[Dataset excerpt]
━━━━━━━━━━━━━━━━━━━━━━━━━━━━━━
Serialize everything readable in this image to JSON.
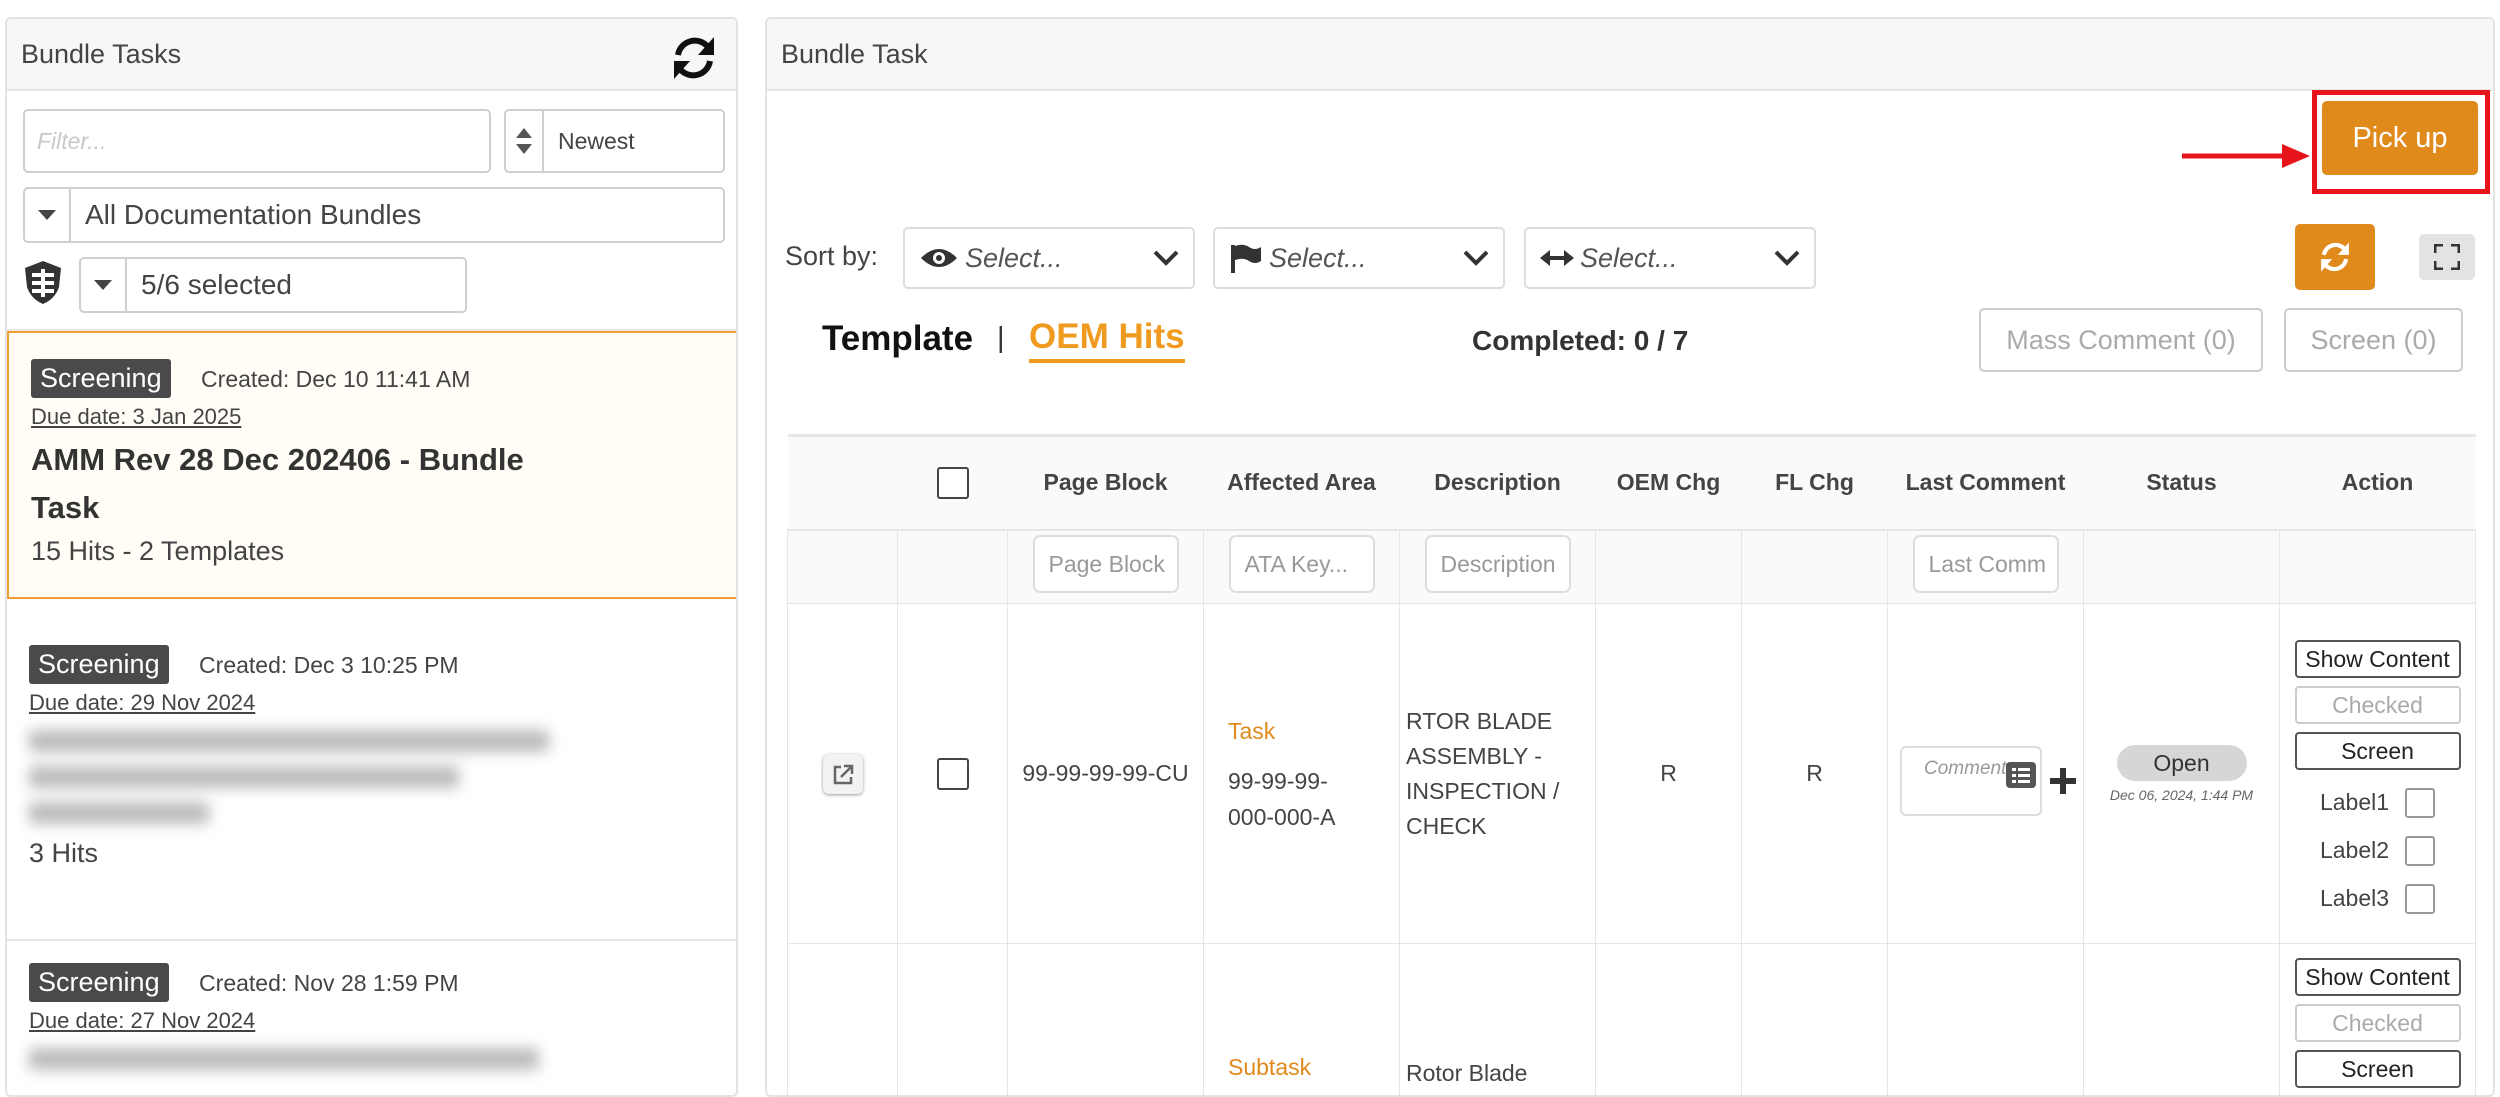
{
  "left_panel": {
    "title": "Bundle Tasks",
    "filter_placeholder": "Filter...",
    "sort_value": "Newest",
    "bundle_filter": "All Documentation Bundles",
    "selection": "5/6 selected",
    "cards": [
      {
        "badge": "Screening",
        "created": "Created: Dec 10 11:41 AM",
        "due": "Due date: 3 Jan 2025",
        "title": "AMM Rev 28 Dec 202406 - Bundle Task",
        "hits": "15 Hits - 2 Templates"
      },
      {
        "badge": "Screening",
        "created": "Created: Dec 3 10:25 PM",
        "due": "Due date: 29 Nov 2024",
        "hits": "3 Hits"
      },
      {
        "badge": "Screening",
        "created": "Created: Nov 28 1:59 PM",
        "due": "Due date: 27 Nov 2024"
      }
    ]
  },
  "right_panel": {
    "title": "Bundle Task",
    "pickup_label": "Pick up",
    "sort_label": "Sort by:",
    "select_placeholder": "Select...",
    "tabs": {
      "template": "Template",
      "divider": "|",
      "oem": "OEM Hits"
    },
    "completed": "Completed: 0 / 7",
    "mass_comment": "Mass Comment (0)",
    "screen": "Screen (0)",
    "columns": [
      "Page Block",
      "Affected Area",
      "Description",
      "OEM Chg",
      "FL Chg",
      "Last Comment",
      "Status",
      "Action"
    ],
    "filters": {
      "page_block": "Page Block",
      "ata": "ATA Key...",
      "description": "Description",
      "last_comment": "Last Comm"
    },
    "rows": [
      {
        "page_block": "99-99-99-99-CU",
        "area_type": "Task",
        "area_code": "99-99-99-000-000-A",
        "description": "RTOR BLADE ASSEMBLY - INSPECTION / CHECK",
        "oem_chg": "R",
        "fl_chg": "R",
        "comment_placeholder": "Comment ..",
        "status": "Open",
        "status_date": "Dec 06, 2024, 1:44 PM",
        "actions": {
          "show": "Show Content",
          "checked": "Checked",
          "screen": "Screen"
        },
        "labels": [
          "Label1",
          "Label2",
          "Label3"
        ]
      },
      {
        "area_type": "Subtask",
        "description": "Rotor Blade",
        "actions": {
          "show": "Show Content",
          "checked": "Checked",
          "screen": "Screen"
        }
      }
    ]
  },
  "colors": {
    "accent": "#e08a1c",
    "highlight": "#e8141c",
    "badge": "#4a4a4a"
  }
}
━━━━━━━━━━━━━━━━━━━━━━━━━━━━━━
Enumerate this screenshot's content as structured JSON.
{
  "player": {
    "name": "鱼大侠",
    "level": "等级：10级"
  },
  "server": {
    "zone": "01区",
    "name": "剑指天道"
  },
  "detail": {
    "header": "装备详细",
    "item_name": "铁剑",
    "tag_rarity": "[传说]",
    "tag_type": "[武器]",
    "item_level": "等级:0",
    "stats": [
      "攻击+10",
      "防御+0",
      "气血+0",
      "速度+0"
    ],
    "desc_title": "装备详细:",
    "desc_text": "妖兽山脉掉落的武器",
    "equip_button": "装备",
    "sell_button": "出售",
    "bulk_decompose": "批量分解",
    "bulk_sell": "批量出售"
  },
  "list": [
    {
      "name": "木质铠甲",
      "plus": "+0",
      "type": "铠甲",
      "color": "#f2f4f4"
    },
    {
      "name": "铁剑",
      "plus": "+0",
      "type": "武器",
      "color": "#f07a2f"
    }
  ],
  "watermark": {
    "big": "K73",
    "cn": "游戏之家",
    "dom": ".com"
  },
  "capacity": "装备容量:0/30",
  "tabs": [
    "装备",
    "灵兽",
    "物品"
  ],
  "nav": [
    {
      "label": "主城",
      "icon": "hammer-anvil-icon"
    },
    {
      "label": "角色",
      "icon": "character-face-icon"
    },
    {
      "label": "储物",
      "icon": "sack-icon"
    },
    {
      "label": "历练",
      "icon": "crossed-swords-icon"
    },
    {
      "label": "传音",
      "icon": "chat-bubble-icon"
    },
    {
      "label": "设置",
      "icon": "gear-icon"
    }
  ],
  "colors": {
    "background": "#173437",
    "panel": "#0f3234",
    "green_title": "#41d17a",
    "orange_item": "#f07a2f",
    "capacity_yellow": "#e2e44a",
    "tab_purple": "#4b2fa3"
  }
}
━━━━━━━━━━━━━━━━━━━━━━━━━━━━━━
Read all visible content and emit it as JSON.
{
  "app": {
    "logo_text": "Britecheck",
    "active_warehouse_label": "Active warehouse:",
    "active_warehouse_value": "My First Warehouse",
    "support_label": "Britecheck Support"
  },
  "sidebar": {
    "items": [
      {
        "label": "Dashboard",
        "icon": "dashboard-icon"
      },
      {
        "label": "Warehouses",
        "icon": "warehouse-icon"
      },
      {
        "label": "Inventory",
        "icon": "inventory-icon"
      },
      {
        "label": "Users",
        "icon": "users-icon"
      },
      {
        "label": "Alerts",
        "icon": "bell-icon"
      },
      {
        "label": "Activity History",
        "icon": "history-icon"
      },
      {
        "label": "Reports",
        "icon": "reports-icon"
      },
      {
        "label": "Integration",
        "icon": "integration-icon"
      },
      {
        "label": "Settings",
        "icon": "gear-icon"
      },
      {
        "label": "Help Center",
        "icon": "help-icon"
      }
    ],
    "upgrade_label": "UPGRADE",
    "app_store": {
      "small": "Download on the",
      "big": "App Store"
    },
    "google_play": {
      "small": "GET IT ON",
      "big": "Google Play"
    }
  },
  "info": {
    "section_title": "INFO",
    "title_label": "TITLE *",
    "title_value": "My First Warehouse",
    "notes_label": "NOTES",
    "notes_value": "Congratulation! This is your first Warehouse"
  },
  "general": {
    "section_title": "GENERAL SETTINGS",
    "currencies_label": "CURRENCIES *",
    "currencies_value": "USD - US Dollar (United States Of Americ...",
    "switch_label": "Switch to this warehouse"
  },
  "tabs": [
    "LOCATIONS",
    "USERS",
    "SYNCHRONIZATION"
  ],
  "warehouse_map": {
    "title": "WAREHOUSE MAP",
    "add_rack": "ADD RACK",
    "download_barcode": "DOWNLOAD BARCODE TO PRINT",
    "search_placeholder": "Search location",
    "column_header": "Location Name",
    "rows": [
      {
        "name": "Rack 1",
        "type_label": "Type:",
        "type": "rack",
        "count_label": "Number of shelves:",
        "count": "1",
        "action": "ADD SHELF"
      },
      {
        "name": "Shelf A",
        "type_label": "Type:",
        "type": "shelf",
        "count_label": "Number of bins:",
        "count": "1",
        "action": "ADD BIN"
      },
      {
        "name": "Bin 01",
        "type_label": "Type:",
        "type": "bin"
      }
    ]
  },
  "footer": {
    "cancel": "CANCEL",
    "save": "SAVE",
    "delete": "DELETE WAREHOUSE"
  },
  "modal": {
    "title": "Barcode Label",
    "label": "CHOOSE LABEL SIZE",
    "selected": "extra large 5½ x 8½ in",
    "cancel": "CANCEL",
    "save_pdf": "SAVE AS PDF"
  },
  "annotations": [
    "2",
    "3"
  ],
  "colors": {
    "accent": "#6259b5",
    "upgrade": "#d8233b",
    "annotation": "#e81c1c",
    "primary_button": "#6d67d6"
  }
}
━━━━━━━━━━━━━━━━━━━━━━━━━━━━━━
*DIRECTIVE*.
Identify the lines that hold the word "Number". Copy every one of them.

*ANSWER*.
        "count_label": "Number of shelves:",
        "count_label": "Number of bins:",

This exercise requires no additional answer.